◆ What this task involves: Without the pictures, can you quote each line below exactly?

◆ Material supplied:
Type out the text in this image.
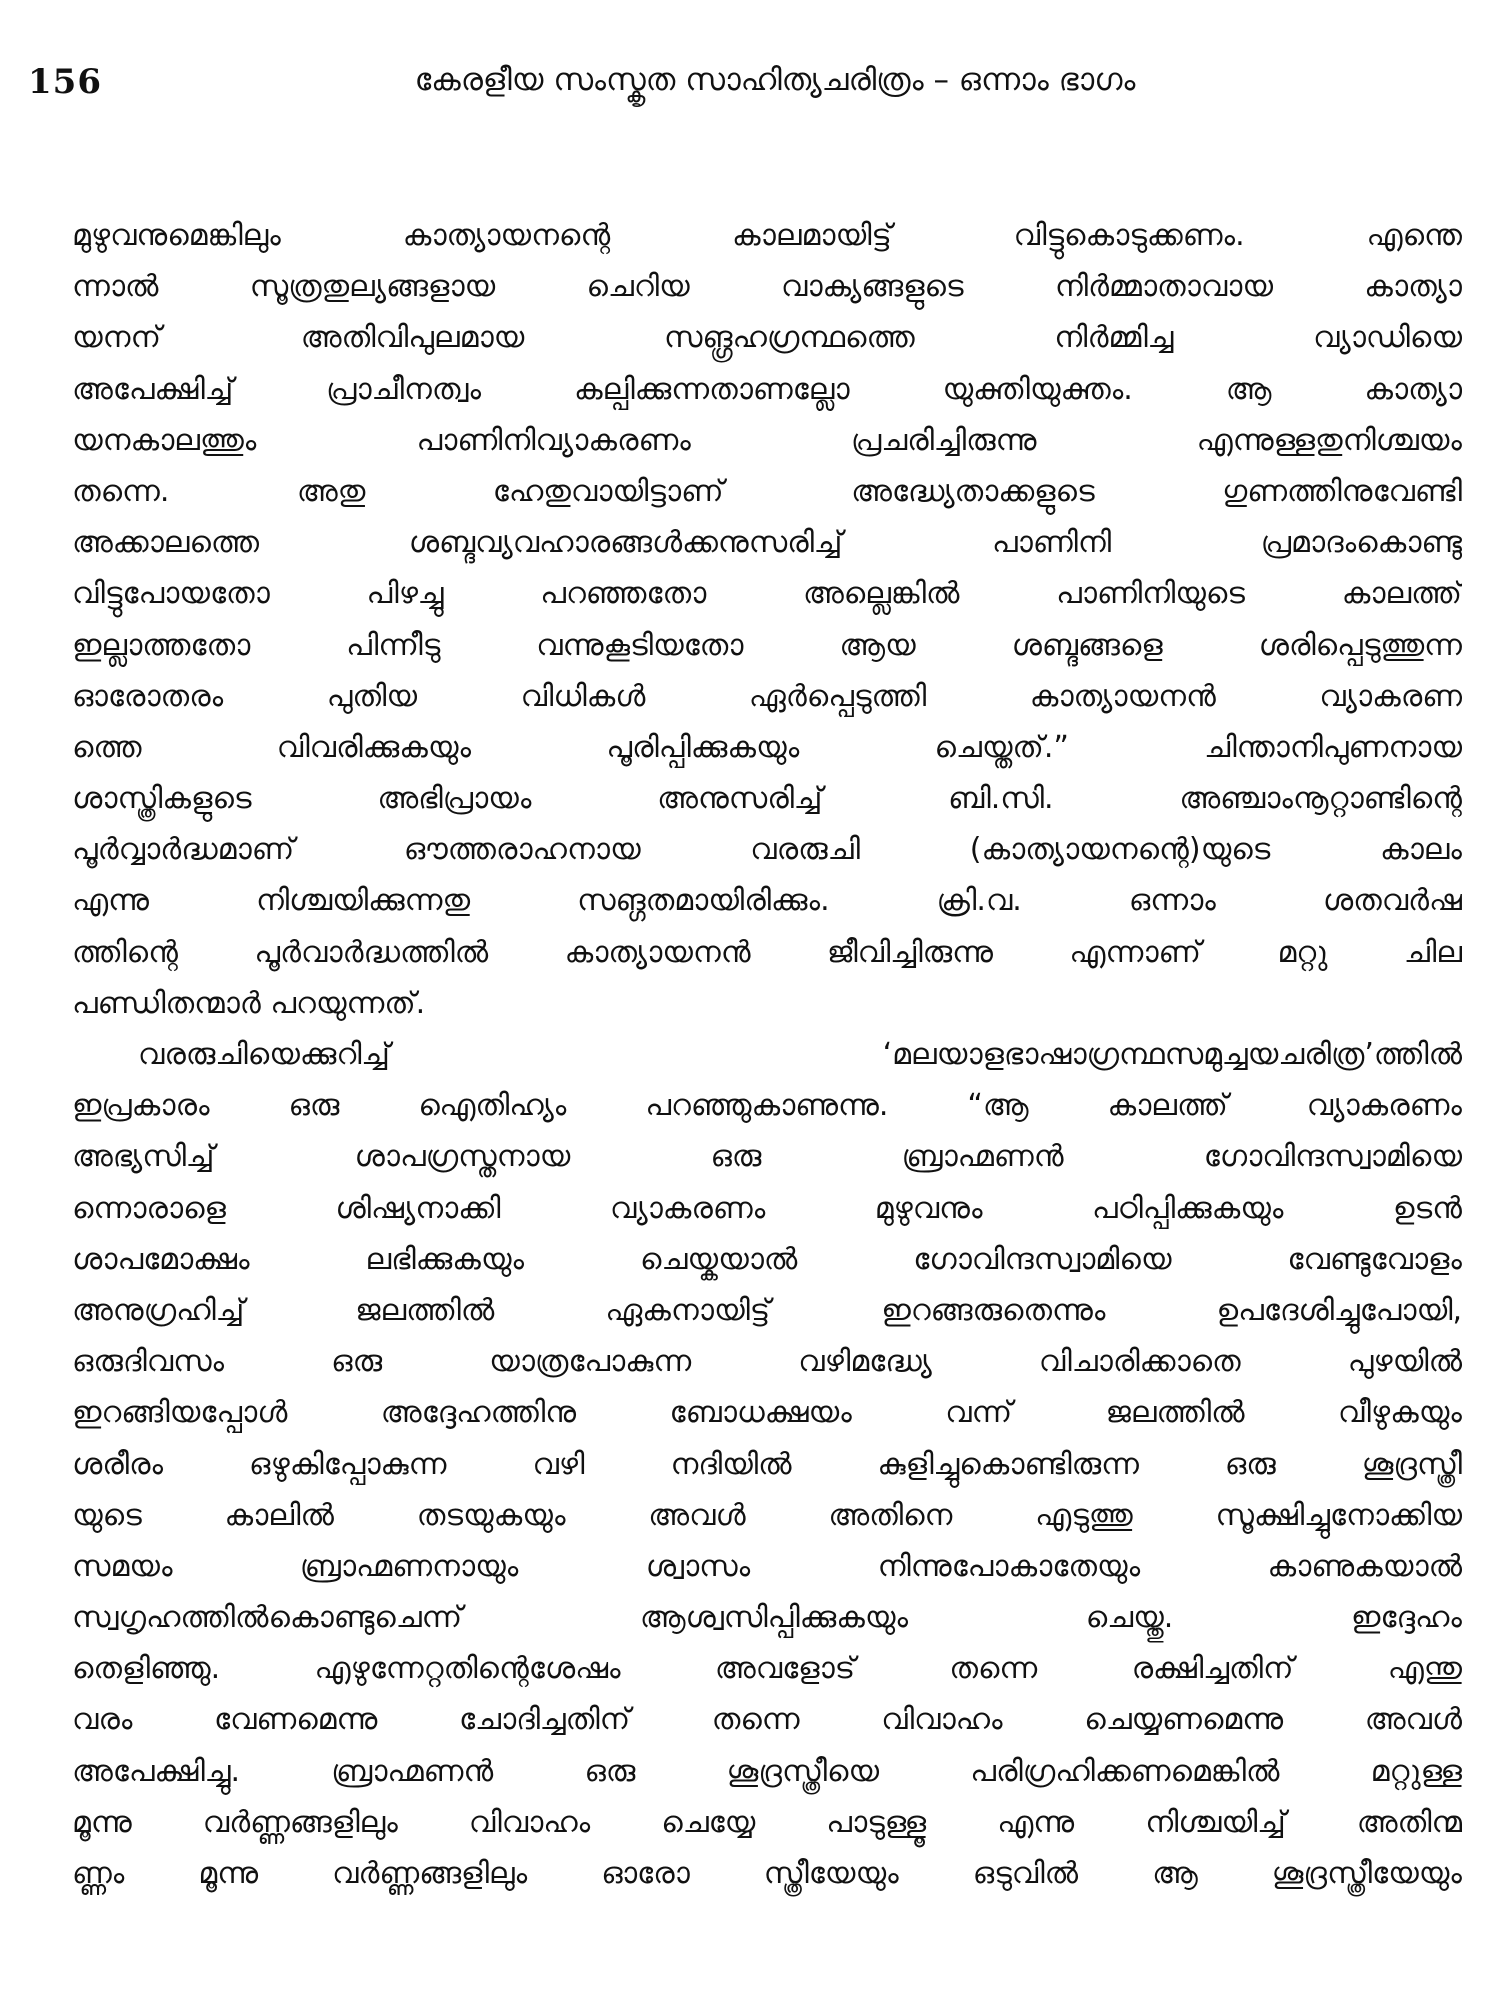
156	കേരളീയ സംസ്കൃത സാഹിത്യചരിത്രം – ഒന്നാം ഭാഗം
മുഴുവനുമെങ്കിലും കാത്യായനന്റെ കാലമായിട്ട് വിട്ടുകൊടുക്കണം. എന്തെ
ന്നാൽ സൂത്രതുല്യങ്ങളായ ചെറിയ വാക്യങ്ങളുടെ നിർമ്മാതാവായ കാത്യാ
യനന് അതിവിപുലമായ സങ്ഗ്രഹഗ്രന്ഥത്തെ നിർമ്മിച്ച വ്യാഡിയെ
അപേക്ഷിച്ച് പ്രാചീനത്വം കല്പിക്കുന്നതാണല്ലോ യുക്തിയുക്തം. ആ കാത്യാ
യനകാലത്തും പാണിനിവ്യാകരണം പ്രചരിച്ചിരുന്നു എന്നുള്ളതുനിശ്ചയം
തന്നെ. അതു ഹേതുവായിട്ടാണ് അദ്ധ്യേതാക്കളുടെ ഗുണത്തിനുവേണ്ടി
അക്കാലത്തെ ശബ്ദവ്യവഹാരങ്ങൾക്കനുസരിച്ച് പാണിനി പ്രമാദംകൊണ്ടു
വിട്ടുപോയതോ പിഴച്ചു പറഞ്ഞതോ അല്ലെങ്കിൽ പാണിനിയുടെ കാലത്ത്
ഇല്ലാത്തതോ പിന്നീടു വന്നുകൂടിയതോ ആയ ശബ്ദങ്ങളെ ശരിപ്പെടുത്തുന്ന
ഓരോതരം പുതിയ വിധികൾ ഏർപ്പെടുത്തി കാത്യായനൻ വ്യാകരണ
ത്തെ വിവരിക്കുകയും പൂരിപ്പിക്കുകയും ചെയ്തത്.” ചിന്താനിപുണനായ
ശാസ്ത്രികളുടെ അഭിപ്രായം അനുസരിച്ച് ബി.സി. അഞ്ചാംനൂറ്റാണ്ടിന്റെ
പൂർവ്വാർദ്ധമാണ് ഔത്തരാഹനായ വരരുചി (കാത്യായനന്റെ)യുടെ കാലം
എന്നു നിശ്ചയിക്കുന്നതു സങ്ഗതമായിരിക്കും. ക്രി.വ. ഒന്നാം ശതവർഷ
ത്തിന്റെ പൂർവാർദ്ധത്തിൽ കാത്യായനൻ ജീവിച്ചിരുന്നു എന്നാണ് മറ്റു ചില
പണ്ഡിതന്മാർ പറയുന്നത്.
വരരുചിയെക്കുറിച്ച് ‘മലയാളഭാഷാഗ്രന്ഥസമുച്ചയചരിത്ര’ത്തിൽ
ഇപ്രകാരം ഒരു ഐതിഹ്യം പറഞ്ഞുകാണുന്നു. “ആ കാലത്ത് വ്യാകരണം
അഭ്യസിച്ച് ശാപഗ്രസ്തനായ ഒരു ബ്രാഹ്മണൻ ഗോവിന്ദസ്വാമിയെ
ന്നൊരാളെ ശിഷ്യനാക്കി വ്യാകരണം മുഴുവനും പഠിപ്പിക്കുകയും ഉടൻ
ശാപമോക്ഷം ലഭിക്കുകയും ചെയ്കയാൽ ഗോവിന്ദസ്വാമിയെ വേണ്ടുവോളം
അനുഗ്രഹിച്ച് ജലത്തിൽ ഏകനായിട്ട് ഇറങ്ങരുതെന്നും ഉപദേശിച്ചുപോയി,
ഒരുദിവസം ഒരു യാത്രപോകുന്ന വഴിമദ്ധ്യേ വിചാരിക്കാതെ പുഴയിൽ
ഇറങ്ങിയപ്പോൾ അദ്ദേഹത്തിനു ബോധക്ഷയം വന്ന് ജലത്തിൽ വീഴുകയും
ശരീരം ഒഴുകിപ്പോകുന്ന വഴി നദിയിൽ കുളിച്ചുകൊണ്ടിരുന്ന ഒരു ശൂദ്രസ്ത്രീ
യുടെ കാലിൽ തടയുകയും അവൾ അതിനെ എടുത്തു സൂക്ഷിച്ചുനോക്കിയ
സമയം ബ്രാഹ്മണനായും ശ്വാസം നിന്നുപോകാതേയും കാണുകയാൽ
സ്വഗൃഹത്തിൽകൊണ്ടുചെന്ന് ആശ്വസിപ്പിക്കുകയും ചെയ്തു. ഇദ്ദേഹം
തെളിഞ്ഞു. എഴുന്നേറ്റതിന്റെശേഷം അവളോട് തന്നെ രക്ഷിച്ചതിന് എന്തു
വരം വേണമെന്നു ചോദിച്ചതിന് തന്നെ വിവാഹം ചെയ്യണമെന്നു അവൾ
അപേക്ഷിച്ചു. ബ്രാഹ്മണൻ ഒരു ശൂദ്രസ്ത്രീയെ പരിഗ്രഹിക്കണമെങ്കിൽ മറ്റുള്ള
മൂന്നു വർണ്ണങ്ങളിലും വിവാഹം ചെയ്യേ പാടുള്ളൂ എന്നു നിശ്ചയിച്ച് അതിന്മ
ണ്ണം മൂന്നു വർണ്ണങ്ങളിലും ഓരോ സ്ത്രീയേയും ഒടുവിൽ ആ ശൂദ്രസ്ത്രീയേയും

◆ Expected answer:
Type out the text in this image.
156	കേരളീയ സംസ്കൃത സാഹിത്യചരിത്രം – ഒന്നാം ഭാഗം
മുഴുവനുമെങ്കിലും കാത്യായനന്റെ കാലമായിട്ട് വിട്ടുകൊടുക്കണം. എന്തെ
ന്നാൽ സൂത്രതുല്യങ്ങളായ ചെറിയ വാക്യങ്ങളുടെ നിർമ്മാതാവായ കാത്യാ
യനന് അതിവിപുലമായ സങ്ഗ്രഹഗ്രന്ഥത്തെ നിർമ്മിച്ച വ്യാഡിയെ
അപേക്ഷിച്ച് പ്രാചീനത്വം കല്പിക്കുന്നതാണല്ലോ യുക്തിയുക്തം. ആ കാത്യാ
യനകാലത്തും പാണിനിവ്യാകരണം പ്രചരിച്ചിരുന്നു എന്നുള്ളതുനിശ്ചയം
തന്നെ. അതു ഹേതുവായിട്ടാണ് അദ്ധ്യേതാക്കളുടെ ഗുണത്തിനുവേണ്ടി
അക്കാലത്തെ ശബ്ദവ്യവഹാരങ്ങൾക്കനുസരിച്ച് പാണിനി പ്രമാദംകൊണ്ടു
വിട്ടുപോയതോ പിഴച്ചു പറഞ്ഞതോ അല്ലെങ്കിൽ പാണിനിയുടെ കാലത്ത്
ഇല്ലാത്തതോ പിന്നീടു വന്നുകൂടിയതോ ആയ ശബ്ദങ്ങളെ ശരിപ്പെടുത്തുന്ന
ഓരോതരം പുതിയ വിധികൾ ഏർപ്പെടുത്തി കാത്യായനൻ വ്യാകരണ
ത്തെ വിവരിക്കുകയും പൂരിപ്പിക്കുകയും ചെയ്തത്.” ചിന്താനിപുണനായ
ശാസ്ത്രികളുടെ അഭിപ്രായം അനുസരിച്ച് ബി.സി. അഞ്ചാംനൂറ്റാണ്ടിന്റെ
പൂർവ്വാർദ്ധമാണ് ഔത്തരാഹനായ വരരുചി (കാത്യായനന്റെ)യുടെ കാലം
എന്നു നിശ്ചയിക്കുന്നതു സങ്ഗതമായിരിക്കും. ക്രി.വ. ഒന്നാം ശതവർഷ
ത്തിന്റെ പൂർവാർദ്ധത്തിൽ കാത്യായനൻ ജീവിച്ചിരുന്നു എന്നാണ് മറ്റു ചില
പണ്ഡിതന്മാർ പറയുന്നത്.
വരരുചിയെക്കുറിച്ച് ‘മലയാളഭാഷാഗ്രന്ഥസമുച്ചയചരിത്ര’ത്തിൽ
ഇപ്രകാരം ഒരു ഐതിഹ്യം പറഞ്ഞുകാണുന്നു. “ആ കാലത്ത് വ്യാകരണം
അഭ്യസിച്ച് ശാപഗ്രസ്തനായ ഒരു ബ്രാഹ്മണൻ ഗോവിന്ദസ്വാമിയെ
ന്നൊരാളെ ശിഷ്യനാക്കി വ്യാകരണം മുഴുവനും പഠിപ്പിക്കുകയും ഉടൻ
ശാപമോക്ഷം ലഭിക്കുകയും ചെയ്കയാൽ ഗോവിന്ദസ്വാമിയെ വേണ്ടുവോളം
അനുഗ്രഹിച്ച് ജലത്തിൽ ഏകനായിട്ട് ഇറങ്ങരുതെന്നും ഉപദേശിച്ചുപോയി,
ഒരുദിവസം ഒരു യാത്രപോകുന്ന വഴിമദ്ധ്യേ വിചാരിക്കാതെ പുഴയിൽ
ഇറങ്ങിയപ്പോൾ അദ്ദേഹത്തിനു ബോധക്ഷയം വന്ന് ജലത്തിൽ വീഴുകയും
ശരീരം ഒഴുകിപ്പോകുന്ന വഴി നദിയിൽ കുളിച്ചുകൊണ്ടിരുന്ന ഒരു ശൂദ്രസ്ത്രീ
യുടെ കാലിൽ തടയുകയും അവൾ അതിനെ എടുത്തു സൂക്ഷിച്ചുനോക്കിയ
സമയം ബ്രാഹ്മണനായും ശ്വാസം നിന്നുപോകാതേയും കാണുകയാൽ
സ്വഗൃഹത്തിൽകൊണ്ടുചെന്ന് ആശ്വസിപ്പിക്കുകയും ചെയ്തു. ഇദ്ദേഹം
തെളിഞ്ഞു. എഴുന്നേറ്റതിന്റെശേഷം അവളോട് തന്നെ രക്ഷിച്ചതിന് എന്തു
വരം വേണമെന്നു ചോദിച്ചതിന് തന്നെ വിവാഹം ചെയ്യണമെന്നു അവൾ
അപേക്ഷിച്ചു. ബ്രാഹ്മണൻ ഒരു ശൂദ്രസ്ത്രീയെ പരിഗ്രഹിക്കണമെങ്കിൽ മറ്റുള്ള
മൂന്നു വർണ്ണങ്ങളിലും വിവാഹം ചെയ്യേ പാടുള്ളൂ എന്നു നിശ്ചയിച്ച് അതിന്മ
ണ്ണം മൂന്നു വർണ്ണങ്ങളിലും ഓരോ സ്ത്രീയേയും ഒടുവിൽ ആ ശൂദ്രസ്ത്രീയേയും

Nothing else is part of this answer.